- LISTED RECORDS
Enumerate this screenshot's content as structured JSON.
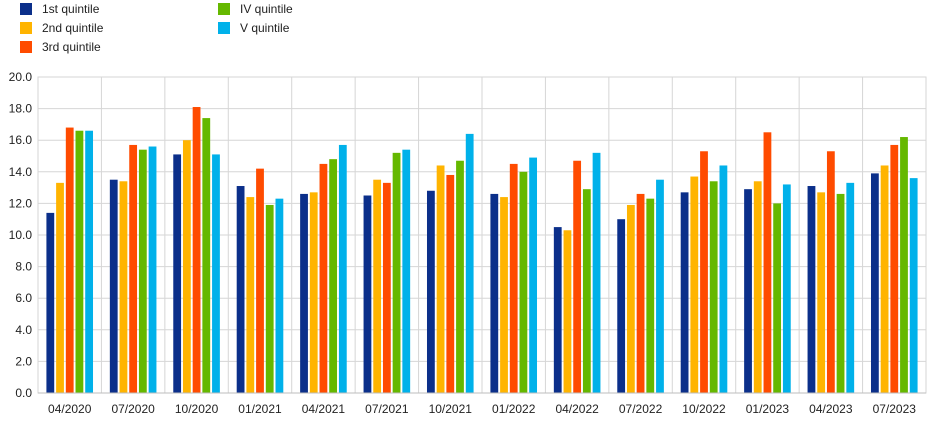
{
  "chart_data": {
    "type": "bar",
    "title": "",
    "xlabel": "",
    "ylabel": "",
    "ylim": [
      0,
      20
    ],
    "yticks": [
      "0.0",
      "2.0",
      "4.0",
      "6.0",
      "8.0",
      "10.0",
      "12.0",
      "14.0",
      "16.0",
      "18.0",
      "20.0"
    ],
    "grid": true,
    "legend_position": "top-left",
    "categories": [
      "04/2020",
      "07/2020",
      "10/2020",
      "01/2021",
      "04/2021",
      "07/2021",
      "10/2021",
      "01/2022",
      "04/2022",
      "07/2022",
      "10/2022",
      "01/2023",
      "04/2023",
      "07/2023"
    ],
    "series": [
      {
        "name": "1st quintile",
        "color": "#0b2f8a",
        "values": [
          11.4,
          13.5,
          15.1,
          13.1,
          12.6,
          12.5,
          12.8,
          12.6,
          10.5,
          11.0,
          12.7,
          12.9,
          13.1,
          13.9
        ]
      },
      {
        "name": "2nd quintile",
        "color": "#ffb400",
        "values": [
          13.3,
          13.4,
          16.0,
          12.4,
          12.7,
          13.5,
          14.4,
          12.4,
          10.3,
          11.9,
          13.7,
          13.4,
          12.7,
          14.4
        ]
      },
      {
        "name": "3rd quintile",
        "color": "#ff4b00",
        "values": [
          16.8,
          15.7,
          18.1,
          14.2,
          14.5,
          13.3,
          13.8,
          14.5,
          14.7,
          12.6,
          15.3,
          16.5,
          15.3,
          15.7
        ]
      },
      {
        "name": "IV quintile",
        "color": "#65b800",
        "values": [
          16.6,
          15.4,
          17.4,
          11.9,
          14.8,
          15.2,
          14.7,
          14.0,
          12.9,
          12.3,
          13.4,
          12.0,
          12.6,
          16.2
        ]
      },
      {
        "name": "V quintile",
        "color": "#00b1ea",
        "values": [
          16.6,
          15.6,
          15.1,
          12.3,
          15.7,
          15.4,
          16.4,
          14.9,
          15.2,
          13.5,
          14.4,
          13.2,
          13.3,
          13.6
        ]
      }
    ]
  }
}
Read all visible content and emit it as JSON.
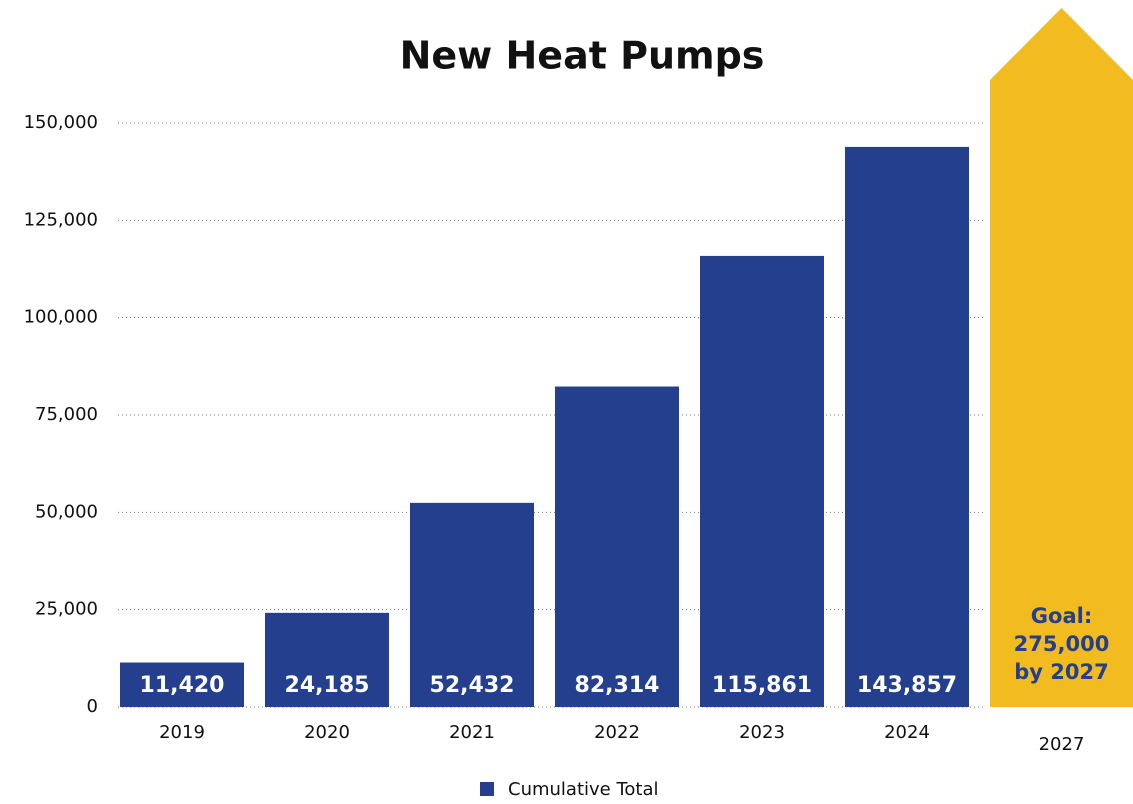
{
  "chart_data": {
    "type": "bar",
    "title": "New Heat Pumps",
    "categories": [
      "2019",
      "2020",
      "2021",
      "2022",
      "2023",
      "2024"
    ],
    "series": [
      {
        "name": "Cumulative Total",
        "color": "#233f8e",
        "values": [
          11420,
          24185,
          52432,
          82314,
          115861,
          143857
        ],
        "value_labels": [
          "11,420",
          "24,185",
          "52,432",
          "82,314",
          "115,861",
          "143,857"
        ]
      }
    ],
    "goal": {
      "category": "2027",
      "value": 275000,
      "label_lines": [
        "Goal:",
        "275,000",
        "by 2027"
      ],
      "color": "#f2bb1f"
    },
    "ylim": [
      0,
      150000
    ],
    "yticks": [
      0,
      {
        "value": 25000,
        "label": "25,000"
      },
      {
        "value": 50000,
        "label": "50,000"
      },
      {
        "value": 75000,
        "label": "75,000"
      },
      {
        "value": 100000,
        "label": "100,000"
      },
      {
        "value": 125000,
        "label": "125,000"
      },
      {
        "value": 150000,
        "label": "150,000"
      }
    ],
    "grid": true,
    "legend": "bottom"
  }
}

- INSTRUCTION
Only a number is wanted: how many lines of the material include the word "name".

- SOLUTION FOR THIS TASK
6